SET TASK ▸ Repeat every line below exactly, word for word.

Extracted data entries

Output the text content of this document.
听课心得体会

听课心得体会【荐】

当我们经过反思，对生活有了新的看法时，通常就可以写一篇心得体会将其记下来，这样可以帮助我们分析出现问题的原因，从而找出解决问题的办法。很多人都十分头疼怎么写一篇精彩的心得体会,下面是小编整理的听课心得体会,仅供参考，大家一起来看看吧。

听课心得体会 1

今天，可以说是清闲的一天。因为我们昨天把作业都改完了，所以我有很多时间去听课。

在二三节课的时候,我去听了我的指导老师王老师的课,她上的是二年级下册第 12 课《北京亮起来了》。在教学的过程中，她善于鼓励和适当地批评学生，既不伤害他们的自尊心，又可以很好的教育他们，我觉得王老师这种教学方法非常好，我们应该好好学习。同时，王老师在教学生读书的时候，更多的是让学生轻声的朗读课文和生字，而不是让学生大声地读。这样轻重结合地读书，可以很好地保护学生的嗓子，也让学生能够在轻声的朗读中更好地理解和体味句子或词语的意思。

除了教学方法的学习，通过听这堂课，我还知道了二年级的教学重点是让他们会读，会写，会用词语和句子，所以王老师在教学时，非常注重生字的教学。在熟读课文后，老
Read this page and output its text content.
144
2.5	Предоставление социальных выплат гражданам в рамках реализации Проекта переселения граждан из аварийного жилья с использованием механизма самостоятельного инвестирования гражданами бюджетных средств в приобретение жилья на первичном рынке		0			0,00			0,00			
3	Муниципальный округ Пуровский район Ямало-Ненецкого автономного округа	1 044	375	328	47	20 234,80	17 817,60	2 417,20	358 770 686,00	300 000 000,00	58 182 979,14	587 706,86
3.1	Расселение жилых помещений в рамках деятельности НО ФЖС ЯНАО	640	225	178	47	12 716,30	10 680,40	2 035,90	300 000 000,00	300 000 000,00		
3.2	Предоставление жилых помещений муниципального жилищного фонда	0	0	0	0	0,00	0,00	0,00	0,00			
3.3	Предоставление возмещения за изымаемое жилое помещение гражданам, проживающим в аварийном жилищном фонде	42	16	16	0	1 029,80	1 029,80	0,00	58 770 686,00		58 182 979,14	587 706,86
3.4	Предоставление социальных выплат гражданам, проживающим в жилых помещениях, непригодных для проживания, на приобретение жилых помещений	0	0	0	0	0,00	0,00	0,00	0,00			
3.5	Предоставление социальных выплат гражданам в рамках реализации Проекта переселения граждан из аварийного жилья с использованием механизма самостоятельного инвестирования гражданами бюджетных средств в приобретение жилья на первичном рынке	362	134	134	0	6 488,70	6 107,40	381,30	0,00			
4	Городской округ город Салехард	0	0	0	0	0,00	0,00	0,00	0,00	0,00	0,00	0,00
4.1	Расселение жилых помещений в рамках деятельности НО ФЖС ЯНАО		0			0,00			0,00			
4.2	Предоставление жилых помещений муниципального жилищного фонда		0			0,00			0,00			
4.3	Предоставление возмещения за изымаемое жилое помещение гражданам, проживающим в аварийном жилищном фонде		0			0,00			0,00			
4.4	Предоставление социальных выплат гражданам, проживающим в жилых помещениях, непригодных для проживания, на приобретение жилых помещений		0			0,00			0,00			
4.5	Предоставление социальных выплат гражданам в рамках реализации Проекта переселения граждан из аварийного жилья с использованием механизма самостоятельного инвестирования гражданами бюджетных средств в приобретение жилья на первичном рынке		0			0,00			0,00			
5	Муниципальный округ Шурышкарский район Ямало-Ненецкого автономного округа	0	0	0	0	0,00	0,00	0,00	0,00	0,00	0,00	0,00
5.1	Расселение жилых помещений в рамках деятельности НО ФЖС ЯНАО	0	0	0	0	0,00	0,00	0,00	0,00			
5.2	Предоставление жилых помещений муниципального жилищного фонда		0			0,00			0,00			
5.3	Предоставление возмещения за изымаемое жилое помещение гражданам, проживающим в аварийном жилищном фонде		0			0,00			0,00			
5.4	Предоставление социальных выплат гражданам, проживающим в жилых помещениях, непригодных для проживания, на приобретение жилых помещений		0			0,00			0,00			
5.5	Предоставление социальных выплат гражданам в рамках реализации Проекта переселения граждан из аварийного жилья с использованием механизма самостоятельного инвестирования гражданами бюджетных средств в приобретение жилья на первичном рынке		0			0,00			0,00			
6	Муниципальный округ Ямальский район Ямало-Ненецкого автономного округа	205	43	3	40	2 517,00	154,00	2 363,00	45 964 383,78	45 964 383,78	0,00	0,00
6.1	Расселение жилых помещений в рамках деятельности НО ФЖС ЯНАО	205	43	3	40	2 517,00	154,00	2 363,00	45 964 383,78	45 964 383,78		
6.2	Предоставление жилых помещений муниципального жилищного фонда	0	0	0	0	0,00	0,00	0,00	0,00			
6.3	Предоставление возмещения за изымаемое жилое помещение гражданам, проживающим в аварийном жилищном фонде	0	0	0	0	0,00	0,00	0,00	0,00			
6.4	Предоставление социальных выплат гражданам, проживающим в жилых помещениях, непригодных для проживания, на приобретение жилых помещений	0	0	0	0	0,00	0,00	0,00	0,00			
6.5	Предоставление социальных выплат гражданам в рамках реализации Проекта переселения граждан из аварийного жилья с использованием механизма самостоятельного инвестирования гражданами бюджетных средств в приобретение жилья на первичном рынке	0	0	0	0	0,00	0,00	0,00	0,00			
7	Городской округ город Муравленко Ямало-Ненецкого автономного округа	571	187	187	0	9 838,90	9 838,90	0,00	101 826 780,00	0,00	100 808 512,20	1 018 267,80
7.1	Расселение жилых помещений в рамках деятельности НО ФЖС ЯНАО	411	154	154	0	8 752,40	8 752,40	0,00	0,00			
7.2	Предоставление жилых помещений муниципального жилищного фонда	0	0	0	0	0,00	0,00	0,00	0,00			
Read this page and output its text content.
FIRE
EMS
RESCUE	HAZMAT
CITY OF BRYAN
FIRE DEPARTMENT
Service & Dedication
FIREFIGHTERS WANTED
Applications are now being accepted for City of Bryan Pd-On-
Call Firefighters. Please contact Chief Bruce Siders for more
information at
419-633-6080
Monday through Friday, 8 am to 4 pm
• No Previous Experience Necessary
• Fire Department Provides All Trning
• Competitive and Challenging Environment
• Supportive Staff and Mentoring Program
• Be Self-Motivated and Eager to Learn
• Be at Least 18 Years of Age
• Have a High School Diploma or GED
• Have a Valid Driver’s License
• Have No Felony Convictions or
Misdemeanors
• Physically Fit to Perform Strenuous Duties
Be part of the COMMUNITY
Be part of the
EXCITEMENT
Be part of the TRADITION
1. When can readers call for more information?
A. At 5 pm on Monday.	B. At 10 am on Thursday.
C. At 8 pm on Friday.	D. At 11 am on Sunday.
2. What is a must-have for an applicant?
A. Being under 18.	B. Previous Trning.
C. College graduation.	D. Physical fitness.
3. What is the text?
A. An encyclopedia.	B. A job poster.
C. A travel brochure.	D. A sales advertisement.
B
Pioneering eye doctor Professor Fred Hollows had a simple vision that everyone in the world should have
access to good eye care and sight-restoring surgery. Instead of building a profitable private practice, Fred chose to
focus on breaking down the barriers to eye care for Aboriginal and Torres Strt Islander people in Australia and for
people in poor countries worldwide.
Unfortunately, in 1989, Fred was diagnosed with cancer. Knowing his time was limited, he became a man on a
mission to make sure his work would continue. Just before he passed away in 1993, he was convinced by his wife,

WRITTEN SOLUTION ▸
Output the text content of this document.
听课心得体会

听课心得体会【荐】

当我们经过反思，对生活有了新的看法时，通常就可以写一篇心得体会将其记下来，这样可以帮助我们分析出现问题的原因，从而找出解决问题的办法。很多人都十分头疼怎么写一篇精彩的心得体会,下面是小编整理的听课心得体会,仅供参考，大家一起来看看吧。

听课心得体会 1

今天，可以说是清闲的一天。因为我们昨天把作业都改完了，所以我有很多时间去听课。

在二三节课的时候,我去听了我的指导老师王老师的课,她上的是二年级下册第 12 课《北京亮起来了》。在教学的过程中，她善于鼓励和适当地批评学生，既不伤害他们的自尊心，又可以很好的教育他们，我觉得王老师这种教学方法非常好，我们应该好好学习。同时，王老师在教学生读书的时候，更多的是让学生轻声的朗读课文和生字，而不是让学生大声地读。这样轻重结合地读书，可以很好地保护学生的嗓子，也让学生能够在轻声的朗读中更好地理解和体味句子或词语的意思。

除了教学方法的学习，通过听这堂课，我还知道了二年级的教学重点是让他们会读，会写，会用词语和句子，所以王老师在教学时，非常注重生字的教学。在熟读课文后，老
Read this page and output its text content.
144
2.5	Предоставление социальных выплат гражданам в рамках реализации Проекта переселения граждан из аварийного жилья с использованием механизма самостоятельного инвестирования гражданами бюджетных средств в приобретение жилья на первичном рынке		0			0,00			0,00			
3	Муниципальный округ Пуровский район Ямало-Ненецкого автономного округа	1 044	375	328	47	20 234,80	17 817,60	2 417,20	358 770 686,00	300 000 000,00	58 182 979,14	587 706,86
3.1	Расселение жилых помещений в рамках деятельности НО ФЖС ЯНАО	640	225	178	47	12 716,30	10 680,40	2 035,90	300 000 000,00	300 000 000,00		
3.2	Предоставление жилых помещений муниципального жилищного фонда	0	0	0	0	0,00	0,00	0,00	0,00			
3.3	Предоставление возмещения за изымаемое жилое помещение гражданам, проживающим в аварийном жилищном фонде	42	16	16	0	1 029,80	1 029,80	0,00	58 770 686,00		58 182 979,14	587 706,86
3.4	Предоставление социальных выплат гражданам, проживающим в жилых помещениях, непригодных для проживания, на приобретение жилых помещений	0	0	0	0	0,00	0,00	0,00	0,00			
3.5	Предоставление социальных выплат гражданам в рамках реализации Проекта переселения граждан из аварийного жилья с использованием механизма самостоятельного инвестирования гражданами бюджетных средств в приобретение жилья на первичном рынке	362	134	134	0	6 488,70	6 107,40	381,30	0,00			
4	Городской округ город Салехард	0	0	0	0	0,00	0,00	0,00	0,00	0,00	0,00	0,00
4.1	Расселение жилых помещений в рамках деятельности НО ФЖС ЯНАО		0			0,00			0,00			
4.2	Предоставление жилых помещений муниципального жилищного фонда		0			0,00			0,00			
4.3	Предоставление возмещения за изымаемое жилое помещение гражданам, проживающим в аварийном жилищном фонде		0			0,00			0,00			
4.4	Предоставление социальных выплат гражданам, проживающим в жилых помещениях, непригодных для проживания, на приобретение жилых помещений		0			0,00			0,00			
4.5	Предоставление социальных выплат гражданам в рамках реализации Проекта переселения граждан из аварийного жилья с использованием механизма самостоятельного инвестирования гражданами бюджетных средств в приобретение жилья на первичном рынке		0			0,00			0,00			
5	Муниципальный округ Шурышкарский район Ямало-Ненецкого автономного округа	0	0	0	0	0,00	0,00	0,00	0,00	0,00	0,00	0,00
5.1	Расселение жилых помещений в рамках деятельности НО ФЖС ЯНАО	0	0	0	0	0,00	0,00	0,00	0,00			
5.2	Предоставление жилых помещений муниципального жилищного фонда		0			0,00			0,00			
5.3	Предоставление возмещения за изымаемое жилое помещение гражданам, проживающим в аварийном жилищном фонде		0			0,00			0,00			
5.4	Предоставление социальных выплат гражданам, проживающим в жилых помещениях, непригодных для проживания, на приобретение жилых помещений		0			0,00			0,00			
5.5	Предоставление социальных выплат гражданам в рамках реализации Проекта переселения граждан из аварийного жилья с использованием механизма самостоятельного инвестирования гражданами бюджетных средств в приобретение жилья на первичном рынке		0			0,00			0,00			
6	Муниципальный округ Ямальский район Ямало-Ненецкого автономного округа	205	43	3	40	2 517,00	154,00	2 363,00	45 964 383,78	45 964 383,78	0,00	0,00
6.1	Расселение жилых помещений в рамках деятельности НО ФЖС ЯНАО	205	43	3	40	2 517,00	154,00	2 363,00	45 964 383,78	45 964 383,78		
6.2	Предоставление жилых помещений муниципального жилищного фонда	0	0	0	0	0,00	0,00	0,00	0,00			
6.3	Предоставление возмещения за изымаемое жилое помещение гражданам, проживающим в аварийном жилищном фонде	0	0	0	0	0,00	0,00	0,00	0,00			
6.4	Предоставление социальных выплат гражданам, проживающим в жилых помещениях, непригодных для проживания, на приобретение жилых помещений	0	0	0	0	0,00	0,00	0,00	0,00			
6.5	Предоставление социальных выплат гражданам в рамках реализации Проекта переселения граждан из аварийного жилья с использованием механизма самостоятельного инвестирования гражданами бюджетных средств в приобретение жилья на первичном рынке	0	0	0	0	0,00	0,00	0,00	0,00			
7	Городской округ город Муравленко Ямало-Ненецкого автономного округа	571	187	187	0	9 838,90	9 838,90	0,00	101 826 780,00	0,00	100 808 512,20	1 018 267,80
7.1	Расселение жилых помещений в рамках деятельности НО ФЖС ЯНАО	411	154	154	0	8 752,40	8 752,40	0,00	0,00			
7.2	Предоставление жилых помещений муниципального жилищного фонда	0	0	0	0	0,00	0,00	0,00	0,00			
Read this page and output its text content.
FIRE
EMS
RESCUE	HAZMAT
CITY OF BRYAN
FIRE DEPARTMENT
Service & Dedication
FIREFIGHTERS WANTED
Applications are now being accepted for City of Bryan Pd-On-
Call Firefighters. Please contact Chief Bruce Siders for more
information at
419-633-6080
Monday through Friday, 8 am to 4 pm
• No Previous Experience Necessary
• Fire Department Provides All Trning
• Competitive and Challenging Environment
• Supportive Staff and Mentoring Program
• Be Self-Motivated and Eager to Learn
• Be at Least 18 Years of Age
• Have a High School Diploma or GED
• Have a Valid Driver’s License
• Have No Felony Convictions or
Misdemeanors
• Physically Fit to Perform Strenuous Duties
Be part of the COMMUNITY
Be part of the
EXCITEMENT
Be part of the TRADITION
1. When can readers call for more information?
A. At 5 pm on Monday.	B. At 10 am on Thursday.
C. At 8 pm on Friday.	D. At 11 am on Sunday.
2. What is a must-have for an applicant?
A. Being under 18.	B. Previous Trning.
C. College graduation.	D. Physical fitness.
3. What is the text?
A. An encyclopedia.	B. A job poster.
C. A travel brochure.	D. A sales advertisement.
B
Pioneering eye doctor Professor Fred Hollows had a simple vision that everyone in the world should have
access to good eye care and sight-restoring surgery. Instead of building a profitable private practice, Fred chose to
focus on breaking down the barriers to eye care for Aboriginal and Torres Strt Islander people in Australia and for
people in poor countries worldwide.
Unfortunately, in 1989, Fred was diagnosed with cancer. Knowing his time was limited, he became a man on a
mission to make sure his work would continue. Just before he passed away in 1993, he was convinced by his wife,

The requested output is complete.